#### EXCERPT TO READ
------------------------------------------------------------
This crank is a thick bodied, flat-sided squarebill and is designed to be cranked in all situations and not get hung up in cover. The Echo is reported to have some unique features that may give you the edge when cranking for fish.

During a recent trip, our team interviewed lure designer, Brian Branum, and we got some first hand information about the development of the Echo. Click on the video to check it out.

Squarebill Crankbait Features:

Made in the USA. The Echo 1.75 is the only squarebill introduced in 2015 that is being mass produced in the U.S.A.

Transparent Holographic XL Eyes. The Extra-Large eyes of the ECHO are not only big, but they are made up of a transparent, holographic material. The make-up of the eye allows it to take on the colors around it and then reflect those colors back. This provides for a naturalized look of the lure.

Full bodied sound with a low-knock & high-rattle. Most squarebills on the market today are either silent or have a weak, singular pitch. The Echo features dual chambered bio-acoustics. On a slow retrieve the Echo hits a low-pitch knock, but when you rip it free from grass or speed up the retrieve slightly the high-pitch rattle chamber prevails.

Flat-sided design. Most flat-sided crankbaits are skinny with a tight action. The Echo 1.75 is not. The Echo is very thick for a flat-sided crank. By design, the fat, flat-sided body kicks extremely hard in the water. It feels like a ChatterBait tied on your line.

Other features:

    • Strategic line-tie placement; better through grass
    • Square lipped
    • Mustad triple grip treble hooks
    • Different sized rattles providing different frequencies depending on lure angle
    • Length 2-1/2″, Weight 2/3-oz, Diving depth 2 to 3-ft
    • 15 colors available
Echo 1.75 squarebill crankbait

We got to try a selection of the Echo squarebill cranks; the design was intriguing.

Pros

One of the things that our team really liked was the pedigree of this crank. It is developed by well known lure designer and engineer,Brian Branum, and it is from Bill Lewis Outdoors. Both are as American as it gets. When you buy this bait, you know you are getting a lure from a company that has really put some time and effort into getting it right. This lure has been in development for a long time and gone through countless redesigns which makes me a little more confident in it.

Right out of the box the Echo feels good and looks great. With 15 colors to choose from, the Echo is definitely not lacking in choices for anglers either. I liked the hooks and line tie on the crank as well. The quality is reminiscent of the Rat-L-Trap, and that’s a good thing.

I found the design intriguing and was really eager to get this bait out on the water. This flat-sided, square-lipped crank was just begging to be thrown into some laydowns! I feel like the rattles inside, although not unique, need to also be listed as a pro in this review. After interviewing the designer and getting a very detailed description of how the frequency changes in the Echo, I really think that it sets this crank apart from other similar baits.

Price is also a pro with the Echo. All models are a reasonable $6.49 USD and are available pretty much everywhere. Bill Lewis Outdoors has been around a long time, so their distribution is amazing. Finding the Echo at your local tackle shop should be easy. You can also check them out on Tacklewarehouse HERE. I have listed price as a pro because the Echo is really priced well and comes in at or below other manufactures price points for similar lures.
------------------------------------------------------------
#### SHORT PROBLEM A
In the records, begin at the first line and stop after the line containing "action-label: Open Macro". Reproduce those lines with "settings-tab" changed to "menu-tab" throughout, leaving everything else untouched.
The text and the records bear no relation to one another.

(Collected data)
------------------------------------------------------------
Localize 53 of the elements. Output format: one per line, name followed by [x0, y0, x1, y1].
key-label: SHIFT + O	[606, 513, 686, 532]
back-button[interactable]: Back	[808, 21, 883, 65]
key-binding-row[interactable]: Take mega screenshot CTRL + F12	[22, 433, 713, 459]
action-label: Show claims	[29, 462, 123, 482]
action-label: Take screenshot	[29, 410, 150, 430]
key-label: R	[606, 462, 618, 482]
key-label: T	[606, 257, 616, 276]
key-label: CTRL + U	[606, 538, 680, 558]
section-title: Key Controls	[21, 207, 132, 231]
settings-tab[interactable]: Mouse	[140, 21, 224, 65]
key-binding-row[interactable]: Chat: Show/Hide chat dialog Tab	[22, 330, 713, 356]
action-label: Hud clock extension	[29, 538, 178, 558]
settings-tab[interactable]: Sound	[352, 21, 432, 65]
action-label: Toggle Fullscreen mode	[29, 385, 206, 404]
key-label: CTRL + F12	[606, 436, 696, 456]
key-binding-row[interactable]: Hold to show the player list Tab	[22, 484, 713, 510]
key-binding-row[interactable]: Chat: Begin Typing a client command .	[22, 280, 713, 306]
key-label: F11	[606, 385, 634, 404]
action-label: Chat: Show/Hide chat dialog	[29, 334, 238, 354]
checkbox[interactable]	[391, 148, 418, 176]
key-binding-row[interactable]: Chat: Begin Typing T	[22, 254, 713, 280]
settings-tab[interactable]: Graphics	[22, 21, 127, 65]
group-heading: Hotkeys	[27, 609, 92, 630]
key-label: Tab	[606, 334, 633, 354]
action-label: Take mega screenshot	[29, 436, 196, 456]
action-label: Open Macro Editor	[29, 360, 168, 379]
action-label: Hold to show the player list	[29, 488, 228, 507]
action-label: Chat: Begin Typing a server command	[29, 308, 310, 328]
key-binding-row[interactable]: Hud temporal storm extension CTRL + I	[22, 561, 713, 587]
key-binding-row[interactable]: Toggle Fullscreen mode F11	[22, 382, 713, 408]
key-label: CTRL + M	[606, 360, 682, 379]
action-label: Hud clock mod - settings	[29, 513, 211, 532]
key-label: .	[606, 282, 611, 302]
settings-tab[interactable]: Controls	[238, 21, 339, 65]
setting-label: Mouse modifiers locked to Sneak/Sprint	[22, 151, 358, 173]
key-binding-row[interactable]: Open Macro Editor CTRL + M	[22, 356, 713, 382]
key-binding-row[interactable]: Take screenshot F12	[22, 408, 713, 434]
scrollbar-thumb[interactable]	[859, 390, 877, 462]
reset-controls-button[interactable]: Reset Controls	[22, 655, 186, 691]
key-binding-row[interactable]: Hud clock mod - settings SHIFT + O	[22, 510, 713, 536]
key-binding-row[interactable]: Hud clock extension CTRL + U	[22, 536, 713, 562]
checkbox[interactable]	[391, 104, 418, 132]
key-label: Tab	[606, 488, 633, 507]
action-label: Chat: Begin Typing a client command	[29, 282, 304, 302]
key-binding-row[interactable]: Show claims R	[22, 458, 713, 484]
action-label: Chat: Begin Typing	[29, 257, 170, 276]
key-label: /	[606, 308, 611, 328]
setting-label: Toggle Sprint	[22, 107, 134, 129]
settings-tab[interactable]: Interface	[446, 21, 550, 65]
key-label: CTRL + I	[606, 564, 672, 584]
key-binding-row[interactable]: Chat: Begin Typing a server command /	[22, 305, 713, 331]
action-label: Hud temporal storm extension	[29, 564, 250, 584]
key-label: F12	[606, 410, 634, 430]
------------------------------------------------------------
#### SHORT PROBLEM B
Name each feature given a heading under "Squarebill Crankbait Features:" in the crankbait review.

#### EXERCISE OUTPUT A
Localize 53 of the elements. Output format: one per line, name followed by [x0, y0, x1, y1].
key-label: SHIFT + O	[606, 513, 686, 532]
back-button[interactable]: Back	[808, 21, 883, 65]
key-binding-row[interactable]: Take mega screenshot CTRL + F12	[22, 433, 713, 459]
action-label: Show claims	[29, 462, 123, 482]
action-label: Take screenshot	[29, 410, 150, 430]
key-label: R	[606, 462, 618, 482]
key-label: T	[606, 257, 616, 276]
key-label: CTRL + U	[606, 538, 680, 558]
section-title: Key Controls	[21, 207, 132, 231]
menu-tab[interactable]: Mouse	[140, 21, 224, 65]
key-binding-row[interactable]: Chat: Show/Hide chat dialog Tab	[22, 330, 713, 356]
action-label: Hud clock extension	[29, 538, 178, 558]
menu-tab[interactable]: Sound	[352, 21, 432, 65]
action-label: Toggle Fullscreen mode	[29, 385, 206, 404]
key-label: CTRL + F12	[606, 436, 696, 456]
key-binding-row[interactable]: Hold to show the player list Tab	[22, 484, 713, 510]
key-binding-row[interactable]: Chat: Begin Typing a client command .	[22, 280, 713, 306]
key-label: F11	[606, 385, 634, 404]
action-label: Chat: Show/Hide chat dialog	[29, 334, 238, 354]
checkbox[interactable]	[391, 148, 418, 176]
key-binding-row[interactable]: Chat: Begin Typing T	[22, 254, 713, 280]
menu-tab[interactable]: Graphics	[22, 21, 127, 65]
group-heading: Hotkeys	[27, 609, 92, 630]
key-label: Tab	[606, 334, 633, 354]
action-label: Take mega screenshot	[29, 436, 196, 456]
action-label: Open Macro Editor	[29, 360, 168, 379]

#### EXERCISE OUTPUT B
- Made in the USA
- Transparent Holographic XL Eyes
- Full bodied sound with a low-knock & high-rattle
- Flat-sided design